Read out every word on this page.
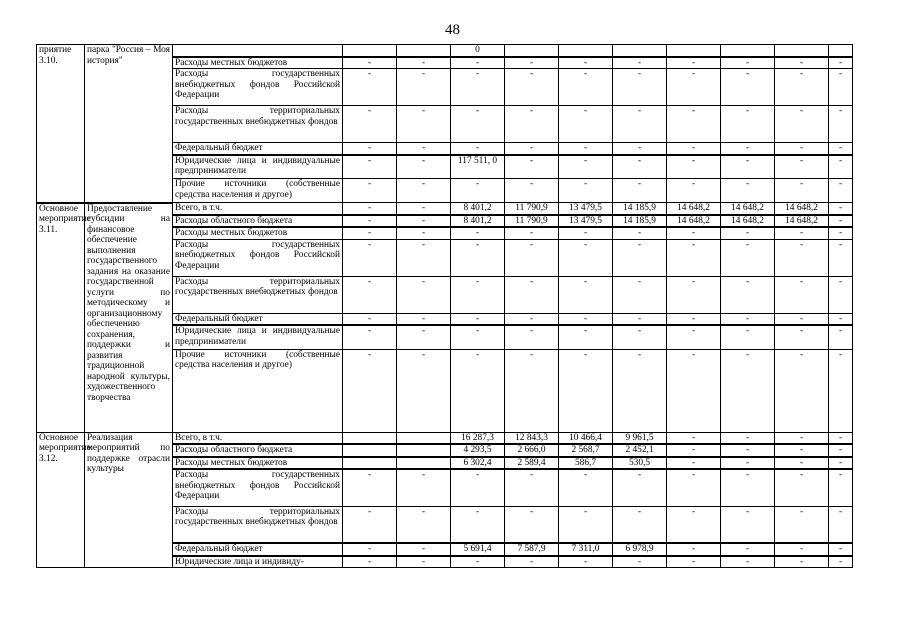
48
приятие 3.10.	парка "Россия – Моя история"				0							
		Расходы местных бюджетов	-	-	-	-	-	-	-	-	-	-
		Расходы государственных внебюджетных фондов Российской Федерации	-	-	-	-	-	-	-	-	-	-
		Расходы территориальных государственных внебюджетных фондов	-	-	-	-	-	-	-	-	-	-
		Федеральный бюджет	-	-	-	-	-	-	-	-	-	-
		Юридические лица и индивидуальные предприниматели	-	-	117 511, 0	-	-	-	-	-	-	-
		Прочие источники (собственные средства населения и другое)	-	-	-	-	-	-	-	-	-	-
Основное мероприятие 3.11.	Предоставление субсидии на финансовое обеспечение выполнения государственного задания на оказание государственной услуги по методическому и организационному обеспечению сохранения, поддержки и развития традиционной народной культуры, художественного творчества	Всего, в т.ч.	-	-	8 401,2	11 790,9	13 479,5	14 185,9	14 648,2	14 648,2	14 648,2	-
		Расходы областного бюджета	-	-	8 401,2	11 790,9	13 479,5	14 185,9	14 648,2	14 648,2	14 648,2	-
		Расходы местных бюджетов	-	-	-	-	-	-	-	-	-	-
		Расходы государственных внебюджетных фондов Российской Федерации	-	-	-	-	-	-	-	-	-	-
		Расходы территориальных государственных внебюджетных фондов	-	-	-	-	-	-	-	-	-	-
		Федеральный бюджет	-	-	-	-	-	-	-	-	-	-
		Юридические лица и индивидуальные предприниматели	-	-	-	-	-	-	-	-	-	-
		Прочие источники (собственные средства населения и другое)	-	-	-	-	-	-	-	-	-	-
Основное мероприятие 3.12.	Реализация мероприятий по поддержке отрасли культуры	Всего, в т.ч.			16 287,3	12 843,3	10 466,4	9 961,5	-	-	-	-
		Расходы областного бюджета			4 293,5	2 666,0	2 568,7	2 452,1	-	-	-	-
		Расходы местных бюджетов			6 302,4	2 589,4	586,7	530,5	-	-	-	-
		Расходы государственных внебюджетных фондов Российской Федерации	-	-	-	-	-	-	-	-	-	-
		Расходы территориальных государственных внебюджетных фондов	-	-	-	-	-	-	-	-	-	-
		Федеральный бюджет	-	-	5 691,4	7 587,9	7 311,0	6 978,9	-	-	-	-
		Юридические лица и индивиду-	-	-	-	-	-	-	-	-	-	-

**EXERCISE OBJECTIVE:**
Output all of the entries verbatim, leaving out any images.

**IN RESPONSE:**
Read out every word on this page.
48
приятие 3.10.	парка "Россия – Моя история"				0							
		Расходы местных бюджетов	-	-	-	-	-	-	-	-	-	-
		Расходы государственных внебюджетных фондов Российской Федерации	-	-	-	-	-	-	-	-	-	-
		Расходы территориальных государственных внебюджетных фондов	-	-	-	-	-	-	-	-	-	-
		Федеральный бюджет	-	-	-	-	-	-	-	-	-	-
		Юридические лица и индивидуальные предприниматели	-	-	117 511, 0	-	-	-	-	-	-	-
		Прочие источники (собственные средства населения и другое)	-	-	-	-	-	-	-	-	-	-
Основное мероприятие 3.11.	Предоставление субсидии на финансовое обеспечение выполнения государственного задания на оказание государственной услуги по методическому и организационному обеспечению сохранения, поддержки и развития традиционной народной культуры, художественного творчества	Всего, в т.ч.	-	-	8 401,2	11 790,9	13 479,5	14 185,9	14 648,2	14 648,2	14 648,2	-
		Расходы областного бюджета	-	-	8 401,2	11 790,9	13 479,5	14 185,9	14 648,2	14 648,2	14 648,2	-
		Расходы местных бюджетов	-	-	-	-	-	-	-	-	-	-
		Расходы государственных внебюджетных фондов Российской Федерации	-	-	-	-	-	-	-	-	-	-
		Расходы территориальных государственных внебюджетных фондов	-	-	-	-	-	-	-	-	-	-
		Федеральный бюджет	-	-	-	-	-	-	-	-	-	-
		Юридические лица и индивидуальные предприниматели	-	-	-	-	-	-	-	-	-	-
		Прочие источники (собственные средства населения и другое)	-	-	-	-	-	-	-	-	-	-
Основное мероприятие 3.12.	Реализация мероприятий по поддержке отрасли культуры	Всего, в т.ч.			16 287,3	12 843,3	10 466,4	9 961,5	-	-	-	-
		Расходы областного бюджета			4 293,5	2 666,0	2 568,7	2 452,1	-	-	-	-
		Расходы местных бюджетов			6 302,4	2 589,4	586,7	530,5	-	-	-	-
		Расходы государственных внебюджетных фондов Российской Федерации	-	-	-	-	-	-	-	-	-	-
		Расходы территориальных государственных внебюджетных фондов	-	-	-	-	-	-	-	-	-	-
		Федеральный бюджет	-	-	5 691,4	7 587,9	7 311,0	6 978,9	-	-	-	-
		Юридические лица и индивиду-	-	-	-	-	-	-	-	-	-	-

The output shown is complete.